Required work:
Locate every line that holds the string "Output" and copy it.

Stored records:
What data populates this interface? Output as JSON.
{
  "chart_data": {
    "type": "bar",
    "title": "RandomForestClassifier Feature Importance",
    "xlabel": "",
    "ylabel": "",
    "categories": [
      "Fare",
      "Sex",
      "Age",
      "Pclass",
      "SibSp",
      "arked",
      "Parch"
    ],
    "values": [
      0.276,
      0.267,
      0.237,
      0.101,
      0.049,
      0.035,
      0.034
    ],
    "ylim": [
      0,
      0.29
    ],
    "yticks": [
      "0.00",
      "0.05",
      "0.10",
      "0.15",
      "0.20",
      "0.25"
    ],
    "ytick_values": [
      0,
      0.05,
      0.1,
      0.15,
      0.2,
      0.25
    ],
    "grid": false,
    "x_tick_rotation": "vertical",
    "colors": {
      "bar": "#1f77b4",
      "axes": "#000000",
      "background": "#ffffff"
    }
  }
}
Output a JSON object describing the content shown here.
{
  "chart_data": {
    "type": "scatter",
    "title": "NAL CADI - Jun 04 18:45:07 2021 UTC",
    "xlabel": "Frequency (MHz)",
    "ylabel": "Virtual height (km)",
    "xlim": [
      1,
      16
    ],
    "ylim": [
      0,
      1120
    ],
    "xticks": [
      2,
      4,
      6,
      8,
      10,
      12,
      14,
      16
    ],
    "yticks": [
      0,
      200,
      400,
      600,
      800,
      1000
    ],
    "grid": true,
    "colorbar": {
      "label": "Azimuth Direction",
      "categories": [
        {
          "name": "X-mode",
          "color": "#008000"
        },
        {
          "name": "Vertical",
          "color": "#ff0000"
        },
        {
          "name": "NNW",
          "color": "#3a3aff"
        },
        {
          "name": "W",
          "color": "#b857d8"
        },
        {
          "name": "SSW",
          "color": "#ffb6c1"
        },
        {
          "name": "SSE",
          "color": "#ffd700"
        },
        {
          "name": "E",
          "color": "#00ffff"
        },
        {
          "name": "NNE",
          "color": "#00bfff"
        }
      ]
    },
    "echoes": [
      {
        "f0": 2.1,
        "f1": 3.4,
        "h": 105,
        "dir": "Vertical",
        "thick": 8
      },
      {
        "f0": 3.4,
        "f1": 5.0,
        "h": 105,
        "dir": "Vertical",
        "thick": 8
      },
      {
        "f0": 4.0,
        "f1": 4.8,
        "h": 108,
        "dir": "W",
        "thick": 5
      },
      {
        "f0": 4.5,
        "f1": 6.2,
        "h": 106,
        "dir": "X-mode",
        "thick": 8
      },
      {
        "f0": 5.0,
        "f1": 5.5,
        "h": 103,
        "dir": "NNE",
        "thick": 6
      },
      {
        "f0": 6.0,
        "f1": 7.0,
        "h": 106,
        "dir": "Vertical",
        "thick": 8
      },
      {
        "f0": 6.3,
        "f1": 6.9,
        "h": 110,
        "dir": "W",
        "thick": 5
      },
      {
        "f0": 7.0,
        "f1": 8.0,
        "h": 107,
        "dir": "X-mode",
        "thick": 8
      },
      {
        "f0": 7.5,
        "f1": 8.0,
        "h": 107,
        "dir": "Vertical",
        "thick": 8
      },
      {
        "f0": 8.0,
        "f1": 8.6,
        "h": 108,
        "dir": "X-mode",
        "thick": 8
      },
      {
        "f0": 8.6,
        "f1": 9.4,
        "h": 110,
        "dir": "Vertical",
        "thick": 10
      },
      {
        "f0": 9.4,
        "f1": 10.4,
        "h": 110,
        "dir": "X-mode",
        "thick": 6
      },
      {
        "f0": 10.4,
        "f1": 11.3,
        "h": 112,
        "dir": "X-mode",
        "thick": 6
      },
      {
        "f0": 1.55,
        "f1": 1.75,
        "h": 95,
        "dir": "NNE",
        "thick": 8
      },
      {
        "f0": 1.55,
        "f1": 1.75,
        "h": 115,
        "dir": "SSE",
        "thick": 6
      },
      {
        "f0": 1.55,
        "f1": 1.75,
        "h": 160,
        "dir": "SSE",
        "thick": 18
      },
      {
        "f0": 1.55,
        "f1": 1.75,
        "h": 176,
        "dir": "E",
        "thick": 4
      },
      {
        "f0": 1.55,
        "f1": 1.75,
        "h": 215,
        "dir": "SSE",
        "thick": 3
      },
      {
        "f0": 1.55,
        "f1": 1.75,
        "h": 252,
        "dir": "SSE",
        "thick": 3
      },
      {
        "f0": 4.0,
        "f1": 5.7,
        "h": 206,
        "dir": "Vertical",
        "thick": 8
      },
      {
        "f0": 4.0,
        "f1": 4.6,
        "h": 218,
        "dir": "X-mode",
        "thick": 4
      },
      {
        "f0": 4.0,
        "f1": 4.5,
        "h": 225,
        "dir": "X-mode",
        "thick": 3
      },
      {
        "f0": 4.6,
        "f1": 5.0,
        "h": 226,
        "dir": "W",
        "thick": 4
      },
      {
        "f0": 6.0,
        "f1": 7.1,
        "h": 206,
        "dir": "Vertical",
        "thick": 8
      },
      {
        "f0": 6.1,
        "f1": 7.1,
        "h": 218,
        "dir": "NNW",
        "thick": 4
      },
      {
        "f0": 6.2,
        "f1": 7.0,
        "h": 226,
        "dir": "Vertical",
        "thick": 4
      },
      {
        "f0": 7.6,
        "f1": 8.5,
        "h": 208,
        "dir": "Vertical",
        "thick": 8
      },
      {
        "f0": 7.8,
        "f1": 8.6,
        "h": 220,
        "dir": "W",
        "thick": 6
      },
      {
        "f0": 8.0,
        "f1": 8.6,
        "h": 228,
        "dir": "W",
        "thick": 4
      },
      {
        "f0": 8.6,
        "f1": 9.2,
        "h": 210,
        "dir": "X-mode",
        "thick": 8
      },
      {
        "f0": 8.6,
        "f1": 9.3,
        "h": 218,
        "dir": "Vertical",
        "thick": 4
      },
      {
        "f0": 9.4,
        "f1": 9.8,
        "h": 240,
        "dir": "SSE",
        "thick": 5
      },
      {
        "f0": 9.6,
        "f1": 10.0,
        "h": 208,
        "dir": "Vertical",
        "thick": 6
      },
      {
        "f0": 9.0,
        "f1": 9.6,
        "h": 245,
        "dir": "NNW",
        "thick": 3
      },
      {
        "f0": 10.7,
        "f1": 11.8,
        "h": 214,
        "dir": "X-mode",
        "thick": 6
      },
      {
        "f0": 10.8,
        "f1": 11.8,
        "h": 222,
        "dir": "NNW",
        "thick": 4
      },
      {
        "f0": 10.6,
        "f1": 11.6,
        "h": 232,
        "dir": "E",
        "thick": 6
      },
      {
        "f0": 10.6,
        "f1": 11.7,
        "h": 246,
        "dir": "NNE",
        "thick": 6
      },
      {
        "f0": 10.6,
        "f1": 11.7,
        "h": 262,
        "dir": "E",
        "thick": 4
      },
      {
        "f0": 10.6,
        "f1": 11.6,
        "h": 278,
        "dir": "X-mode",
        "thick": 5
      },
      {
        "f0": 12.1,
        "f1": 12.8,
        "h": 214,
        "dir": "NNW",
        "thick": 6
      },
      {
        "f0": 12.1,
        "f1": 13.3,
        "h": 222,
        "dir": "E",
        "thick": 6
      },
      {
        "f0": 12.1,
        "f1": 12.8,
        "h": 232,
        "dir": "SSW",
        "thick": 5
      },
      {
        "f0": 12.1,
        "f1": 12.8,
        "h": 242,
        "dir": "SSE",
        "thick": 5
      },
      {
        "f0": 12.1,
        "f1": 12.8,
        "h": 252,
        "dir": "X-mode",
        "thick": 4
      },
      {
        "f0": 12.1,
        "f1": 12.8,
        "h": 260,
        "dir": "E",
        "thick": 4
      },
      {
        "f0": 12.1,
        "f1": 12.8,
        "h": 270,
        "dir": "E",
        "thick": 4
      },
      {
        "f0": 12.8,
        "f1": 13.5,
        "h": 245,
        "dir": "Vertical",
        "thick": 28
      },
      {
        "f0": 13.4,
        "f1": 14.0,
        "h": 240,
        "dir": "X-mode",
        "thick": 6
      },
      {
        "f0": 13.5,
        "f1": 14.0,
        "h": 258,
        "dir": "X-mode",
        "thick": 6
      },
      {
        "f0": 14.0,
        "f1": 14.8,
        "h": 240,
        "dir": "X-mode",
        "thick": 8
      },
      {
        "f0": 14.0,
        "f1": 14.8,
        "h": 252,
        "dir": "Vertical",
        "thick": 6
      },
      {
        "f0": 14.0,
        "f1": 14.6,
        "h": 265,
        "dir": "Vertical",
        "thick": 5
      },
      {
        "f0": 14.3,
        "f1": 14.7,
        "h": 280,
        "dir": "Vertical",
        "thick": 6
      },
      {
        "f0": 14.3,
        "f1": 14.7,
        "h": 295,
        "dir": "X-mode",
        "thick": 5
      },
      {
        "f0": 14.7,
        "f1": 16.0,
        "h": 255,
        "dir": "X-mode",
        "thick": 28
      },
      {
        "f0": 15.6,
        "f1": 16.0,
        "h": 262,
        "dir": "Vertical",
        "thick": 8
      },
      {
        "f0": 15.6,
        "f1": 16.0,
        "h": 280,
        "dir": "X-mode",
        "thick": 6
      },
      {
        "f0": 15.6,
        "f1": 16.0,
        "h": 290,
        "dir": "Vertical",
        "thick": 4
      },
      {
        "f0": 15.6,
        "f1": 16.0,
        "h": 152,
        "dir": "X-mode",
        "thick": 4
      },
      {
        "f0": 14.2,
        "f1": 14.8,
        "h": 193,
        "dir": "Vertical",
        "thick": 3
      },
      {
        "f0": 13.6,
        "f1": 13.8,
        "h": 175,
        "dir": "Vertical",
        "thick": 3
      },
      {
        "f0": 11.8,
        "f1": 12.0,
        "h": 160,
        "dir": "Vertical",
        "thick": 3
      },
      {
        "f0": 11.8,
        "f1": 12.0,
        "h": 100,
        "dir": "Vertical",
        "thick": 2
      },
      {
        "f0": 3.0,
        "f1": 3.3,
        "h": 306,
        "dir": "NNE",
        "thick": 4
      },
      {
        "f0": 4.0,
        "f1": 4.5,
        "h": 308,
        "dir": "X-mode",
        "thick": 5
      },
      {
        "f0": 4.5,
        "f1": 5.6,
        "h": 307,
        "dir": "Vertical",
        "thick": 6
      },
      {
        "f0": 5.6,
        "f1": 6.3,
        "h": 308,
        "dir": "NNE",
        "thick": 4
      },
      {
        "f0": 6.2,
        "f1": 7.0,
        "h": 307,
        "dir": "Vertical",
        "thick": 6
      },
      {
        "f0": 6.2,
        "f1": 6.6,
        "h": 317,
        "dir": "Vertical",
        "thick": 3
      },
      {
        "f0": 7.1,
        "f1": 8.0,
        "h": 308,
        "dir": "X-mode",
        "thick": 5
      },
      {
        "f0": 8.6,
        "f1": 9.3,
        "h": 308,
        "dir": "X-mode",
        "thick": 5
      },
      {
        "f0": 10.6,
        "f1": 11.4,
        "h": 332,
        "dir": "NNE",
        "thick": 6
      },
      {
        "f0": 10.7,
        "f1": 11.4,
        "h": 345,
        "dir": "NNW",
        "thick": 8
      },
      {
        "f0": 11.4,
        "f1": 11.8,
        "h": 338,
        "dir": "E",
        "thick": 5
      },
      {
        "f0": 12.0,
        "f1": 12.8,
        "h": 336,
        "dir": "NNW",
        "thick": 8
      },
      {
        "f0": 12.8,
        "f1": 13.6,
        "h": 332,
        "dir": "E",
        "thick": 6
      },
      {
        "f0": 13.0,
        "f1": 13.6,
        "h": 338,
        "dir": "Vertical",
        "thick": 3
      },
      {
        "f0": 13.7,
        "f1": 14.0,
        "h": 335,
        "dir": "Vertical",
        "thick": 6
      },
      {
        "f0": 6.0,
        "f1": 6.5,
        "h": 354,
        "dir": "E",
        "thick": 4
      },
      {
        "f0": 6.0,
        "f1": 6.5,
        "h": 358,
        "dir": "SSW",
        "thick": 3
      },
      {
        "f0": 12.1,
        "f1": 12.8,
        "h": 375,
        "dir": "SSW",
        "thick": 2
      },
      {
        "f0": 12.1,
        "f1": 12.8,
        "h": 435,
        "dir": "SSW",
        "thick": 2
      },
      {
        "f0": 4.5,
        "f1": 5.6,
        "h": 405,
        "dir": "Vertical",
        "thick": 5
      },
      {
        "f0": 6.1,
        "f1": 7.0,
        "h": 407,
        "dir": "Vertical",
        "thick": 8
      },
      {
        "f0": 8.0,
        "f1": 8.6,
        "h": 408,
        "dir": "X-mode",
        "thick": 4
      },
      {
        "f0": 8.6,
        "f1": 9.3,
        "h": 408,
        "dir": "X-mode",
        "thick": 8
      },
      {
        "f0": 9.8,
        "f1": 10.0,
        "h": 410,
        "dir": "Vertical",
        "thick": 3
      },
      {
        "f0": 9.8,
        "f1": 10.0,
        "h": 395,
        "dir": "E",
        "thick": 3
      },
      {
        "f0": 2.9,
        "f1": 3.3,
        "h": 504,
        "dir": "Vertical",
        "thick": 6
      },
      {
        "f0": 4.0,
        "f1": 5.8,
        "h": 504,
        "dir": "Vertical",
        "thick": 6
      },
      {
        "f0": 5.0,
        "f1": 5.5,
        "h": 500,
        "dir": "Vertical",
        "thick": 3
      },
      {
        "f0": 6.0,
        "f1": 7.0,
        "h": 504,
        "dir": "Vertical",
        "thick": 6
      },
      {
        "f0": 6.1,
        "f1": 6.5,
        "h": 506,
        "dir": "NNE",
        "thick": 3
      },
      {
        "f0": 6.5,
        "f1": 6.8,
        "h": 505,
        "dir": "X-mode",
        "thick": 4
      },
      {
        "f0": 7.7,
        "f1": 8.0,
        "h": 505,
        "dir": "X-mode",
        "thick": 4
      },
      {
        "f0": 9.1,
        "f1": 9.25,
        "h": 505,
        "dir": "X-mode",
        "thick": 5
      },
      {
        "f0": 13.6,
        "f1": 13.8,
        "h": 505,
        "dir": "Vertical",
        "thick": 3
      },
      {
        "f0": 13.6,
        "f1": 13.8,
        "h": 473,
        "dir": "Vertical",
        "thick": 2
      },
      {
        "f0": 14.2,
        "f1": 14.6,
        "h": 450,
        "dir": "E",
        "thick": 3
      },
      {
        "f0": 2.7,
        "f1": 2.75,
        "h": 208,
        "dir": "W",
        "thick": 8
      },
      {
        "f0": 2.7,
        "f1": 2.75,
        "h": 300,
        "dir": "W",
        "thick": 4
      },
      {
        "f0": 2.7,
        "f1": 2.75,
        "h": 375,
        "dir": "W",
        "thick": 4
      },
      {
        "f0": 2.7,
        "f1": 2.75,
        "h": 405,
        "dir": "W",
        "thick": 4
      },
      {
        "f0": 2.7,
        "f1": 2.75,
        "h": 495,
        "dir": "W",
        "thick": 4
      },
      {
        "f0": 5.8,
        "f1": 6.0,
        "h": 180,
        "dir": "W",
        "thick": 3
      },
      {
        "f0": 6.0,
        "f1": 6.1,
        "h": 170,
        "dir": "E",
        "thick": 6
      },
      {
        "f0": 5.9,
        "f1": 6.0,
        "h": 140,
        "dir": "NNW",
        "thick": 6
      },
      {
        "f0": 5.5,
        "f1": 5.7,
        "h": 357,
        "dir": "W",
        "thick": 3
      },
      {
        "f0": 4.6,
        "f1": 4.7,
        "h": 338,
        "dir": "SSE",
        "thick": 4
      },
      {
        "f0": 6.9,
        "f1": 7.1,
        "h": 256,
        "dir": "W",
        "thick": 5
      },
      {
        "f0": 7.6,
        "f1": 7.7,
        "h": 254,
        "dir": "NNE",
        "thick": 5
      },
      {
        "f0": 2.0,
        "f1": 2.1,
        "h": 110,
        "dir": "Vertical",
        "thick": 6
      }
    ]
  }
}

Completed exercise:
What data populates this interface? Output as JSON.
Output a JSON object describing the content shown here.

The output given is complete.